Sunday 21 July 2024

Saturday July 20th 2024 "Do YOU know what America's 2225th most popular boys-name is?"

Dear friends, may I ask you, "Have you been to a school reunion recently?" [No we haven't got time for that kind of question today, Colin! - Ed]. There are a lot going on at the moment, aren't there, what with this last week being the end of schools' summer terms, when most institutions are "breaking up for the holidays".

Here's just a sample of some of the local press reports I've seen this week [source: Onion News West Worcestershire Desk] - and this "doozy" is just the "tip of the iceberg", let me tell YOU!


Well, Lois and I were thinking of Clarkson's trip down memory lane today, plushis long-awaited "nursery school reunion", 25 years in the making, because also today, here in Malvern itself, we're planning a weekend reunion between our 2 daughters Sarah (48) and Alison (49) and their families. There'll be 9 of us in all this evening, the most this house has ever "hosted" since Lois and I moved here from Cheltenham in October 2022, in a flawed attempt to "downsize". 

Sarah and family arrive from nearby Alcester around 5 pm and Alison and family arrive from Headley, Hampshire around 7pm, "just in time for tea" which is nice!

today's family reunion over a Cookshop ready meal of fish pie
- yum yum! (clockwise from bottom left: Lois; Isaac (13), 
Rosalind (16) with their parents, Ed and Alison; Sarah 
and her 10-year-old twins Lily and Jessica)

Of mine and Lois's 5 grandchildren, there's just one absence today, which is Alison's daughter Josie (17), currently on a 2-week school trip to Tanzania, where she and some of her classmates will be helping out on unspecified projects in a remote village. 

Let's hope Josie is doing okay - the news from there is limited, Alison says, because the girls were told it was too risky to take their mobile phones there. Yikes!!! However, one of the accompanying teachers has been sending the occasional picture, which is nice.

Our 17-year-old granddaughter Josie (ringed), newly arrived
in Dar-es-Salaam, Tanzania, with a party of classmates
from her high school in Guildford, Surrey, enjoying supper....

...and in the bush: Josie (in sun-hat, ringed) with classmates
on their 2-week trip to Tanzania to help villagers with "projects"

It's Ed's first visit to our new-build house here in Malvern, and he says he's impressed, particularly with what Lois has managed to do with our tiny garden. He's also impressed with my own personal physical confidence and agility - it's the first time he's seen me since my hip replacement operation at Redditch in April. No walking-sticks for me now haha - although I'm keeping them in the garden shed, just to be on the safe side.

★ ★ ★ ★ ★

• Stated task 1
Reproduce the blog post verbatim, starting with "today's family reunion" and going on through "which is nice.".
The data items below are unrelated to the blog post.

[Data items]
★ ★ ★ ★ ★

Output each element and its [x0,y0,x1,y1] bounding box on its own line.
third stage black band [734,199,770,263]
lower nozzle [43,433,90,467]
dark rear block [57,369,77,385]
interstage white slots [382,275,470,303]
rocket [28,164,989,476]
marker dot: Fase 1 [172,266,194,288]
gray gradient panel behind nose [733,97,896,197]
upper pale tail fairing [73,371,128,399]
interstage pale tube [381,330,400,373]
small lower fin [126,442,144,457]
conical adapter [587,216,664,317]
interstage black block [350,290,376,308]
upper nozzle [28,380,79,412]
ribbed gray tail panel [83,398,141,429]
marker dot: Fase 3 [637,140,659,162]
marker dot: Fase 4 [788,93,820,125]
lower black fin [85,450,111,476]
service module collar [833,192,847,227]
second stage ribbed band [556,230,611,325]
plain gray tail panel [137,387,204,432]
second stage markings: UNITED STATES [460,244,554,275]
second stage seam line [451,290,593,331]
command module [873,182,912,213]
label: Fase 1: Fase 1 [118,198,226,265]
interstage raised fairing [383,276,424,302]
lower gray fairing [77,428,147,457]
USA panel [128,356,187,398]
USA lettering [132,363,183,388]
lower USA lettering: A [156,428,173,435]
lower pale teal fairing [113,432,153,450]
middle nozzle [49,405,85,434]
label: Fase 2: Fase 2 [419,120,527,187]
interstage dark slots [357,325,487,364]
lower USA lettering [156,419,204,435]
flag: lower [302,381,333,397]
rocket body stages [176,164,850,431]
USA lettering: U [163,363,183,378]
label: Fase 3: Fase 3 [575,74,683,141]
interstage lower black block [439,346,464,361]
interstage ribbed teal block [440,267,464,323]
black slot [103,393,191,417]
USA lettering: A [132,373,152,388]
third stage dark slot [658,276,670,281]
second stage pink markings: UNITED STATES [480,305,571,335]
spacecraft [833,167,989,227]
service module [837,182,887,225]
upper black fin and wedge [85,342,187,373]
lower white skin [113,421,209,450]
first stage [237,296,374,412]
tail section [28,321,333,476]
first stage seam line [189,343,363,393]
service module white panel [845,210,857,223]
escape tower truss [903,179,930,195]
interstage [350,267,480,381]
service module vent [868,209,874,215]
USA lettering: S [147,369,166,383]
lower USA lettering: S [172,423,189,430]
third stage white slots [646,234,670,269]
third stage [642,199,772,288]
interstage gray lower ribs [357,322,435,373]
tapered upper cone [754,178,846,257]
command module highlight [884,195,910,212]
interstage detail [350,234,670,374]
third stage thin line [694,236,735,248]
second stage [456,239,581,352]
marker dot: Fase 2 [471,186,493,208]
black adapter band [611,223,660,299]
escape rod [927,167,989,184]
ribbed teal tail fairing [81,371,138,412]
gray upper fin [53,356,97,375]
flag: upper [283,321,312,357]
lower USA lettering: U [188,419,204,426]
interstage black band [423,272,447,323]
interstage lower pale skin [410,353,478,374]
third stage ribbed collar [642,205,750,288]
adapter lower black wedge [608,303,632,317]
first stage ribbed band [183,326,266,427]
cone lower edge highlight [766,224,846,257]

★ ★ ★ ★ ★

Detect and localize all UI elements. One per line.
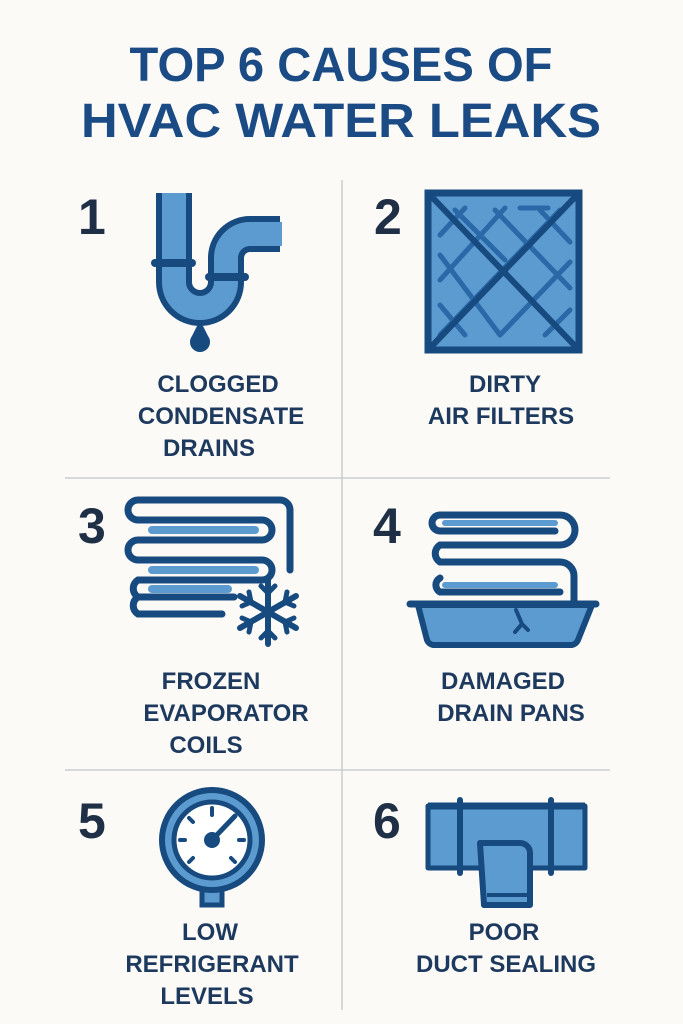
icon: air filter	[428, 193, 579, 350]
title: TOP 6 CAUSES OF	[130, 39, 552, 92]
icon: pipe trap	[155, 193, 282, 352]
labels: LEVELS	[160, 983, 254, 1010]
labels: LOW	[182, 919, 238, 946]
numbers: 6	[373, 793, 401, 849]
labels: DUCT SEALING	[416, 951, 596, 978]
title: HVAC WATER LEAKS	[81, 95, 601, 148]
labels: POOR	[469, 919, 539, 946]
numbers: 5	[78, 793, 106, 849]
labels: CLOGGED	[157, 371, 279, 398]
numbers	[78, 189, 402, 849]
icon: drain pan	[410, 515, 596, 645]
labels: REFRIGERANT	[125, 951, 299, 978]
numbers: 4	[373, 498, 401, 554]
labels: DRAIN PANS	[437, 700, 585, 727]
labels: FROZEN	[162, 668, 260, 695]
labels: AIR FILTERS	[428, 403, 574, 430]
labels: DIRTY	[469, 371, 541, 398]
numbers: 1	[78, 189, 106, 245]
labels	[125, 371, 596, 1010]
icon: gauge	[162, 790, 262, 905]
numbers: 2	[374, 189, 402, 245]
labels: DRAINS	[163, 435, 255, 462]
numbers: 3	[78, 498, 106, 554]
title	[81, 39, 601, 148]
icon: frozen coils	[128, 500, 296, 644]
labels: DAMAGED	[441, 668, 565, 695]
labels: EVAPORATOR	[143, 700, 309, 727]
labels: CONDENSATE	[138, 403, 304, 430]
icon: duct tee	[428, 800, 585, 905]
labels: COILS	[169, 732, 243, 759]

★ ★ ★ ★ ★

• Stated task 2
Count the lines of the data items that contain the string "panel", and reply with the number alone.

• Exercise answer 1
today's family reunion over a Cookshop ready meal of fish pie
- yum yum! (clockwise from bottom left: Lois; Isaac (13), 
Rosalind (16) with their parents, Ed and Alison; Sarah 
and her 10-year-old twins Lily and Jessica)

Of mine and Lois's 5 grandchildren, there's just one absence today, which is Alison's daughter Josie (17), currently on a 2-week school trip to Tanzania, where she and some of her classmates will be helping out on unspecified projects in a remote village. 

Let's hope Josie is doing okay - the news from there is limited, Alison says, because the girls were told it was too risky to take their mobile phones there. Yikes!!! However, one of the accompanying teachers has been sending the occasional picture, which is nice.

• Exercise answer 2
5